- Stated problem -
What follows is a set of records, each of which is to be written out exactly.

- Material shown -
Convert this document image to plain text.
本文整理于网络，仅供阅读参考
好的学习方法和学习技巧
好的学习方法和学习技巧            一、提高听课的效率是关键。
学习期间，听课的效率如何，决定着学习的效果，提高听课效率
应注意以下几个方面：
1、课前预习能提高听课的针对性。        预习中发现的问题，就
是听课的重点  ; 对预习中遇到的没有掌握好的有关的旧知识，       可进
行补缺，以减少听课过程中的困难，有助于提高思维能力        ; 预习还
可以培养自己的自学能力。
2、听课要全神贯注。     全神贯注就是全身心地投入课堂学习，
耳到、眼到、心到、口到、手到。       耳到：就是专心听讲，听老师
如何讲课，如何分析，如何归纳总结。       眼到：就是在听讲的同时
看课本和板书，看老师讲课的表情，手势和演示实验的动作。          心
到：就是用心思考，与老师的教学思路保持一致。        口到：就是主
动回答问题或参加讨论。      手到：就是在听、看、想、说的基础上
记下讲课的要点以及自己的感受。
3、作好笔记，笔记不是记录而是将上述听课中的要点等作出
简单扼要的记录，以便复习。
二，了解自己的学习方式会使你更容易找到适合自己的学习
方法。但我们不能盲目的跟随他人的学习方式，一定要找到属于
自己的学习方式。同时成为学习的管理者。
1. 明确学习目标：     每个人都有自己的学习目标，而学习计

- Response below -
Convert this document image to plain text.
本文整理于网络，仅供阅读参考
好的学习方法和学习技巧
好的学习方法和学习技巧            一、提高听课的效率是关键。
学习期间，听课的效率如何，决定着学习的效果，提高听课效率
应注意以下几个方面：
1、课前预习能提高听课的针对性。        预习中发现的问题，就
是听课的重点  ; 对预习中遇到的没有掌握好的有关的旧知识，       可进
行补缺，以减少听课过程中的困难，有助于提高思维能力        ; 预习还
可以培养自己的自学能力。
2、听课要全神贯注。     全神贯注就是全身心地投入课堂学习，
耳到、眼到、心到、口到、手到。       耳到：就是专心听讲，听老师
如何讲课，如何分析，如何归纳总结。       眼到：就是在听讲的同时
看课本和板书，看老师讲课的表情，手势和演示实验的动作。          心
到：就是用心思考，与老师的教学思路保持一致。        口到：就是主
动回答问题或参加讨论。      手到：就是在听、看、想、说的基础上
记下讲课的要点以及自己的感受。
3、作好笔记，笔记不是记录而是将上述听课中的要点等作出
简单扼要的记录，以便复习。
二，了解自己的学习方式会使你更容易找到适合自己的学习
方法。但我们不能盲目的跟随他人的学习方式，一定要找到属于
自己的学习方式。同时成为学习的管理者。
1. 明确学习目标：     每个人都有自己的学习目标，而学习计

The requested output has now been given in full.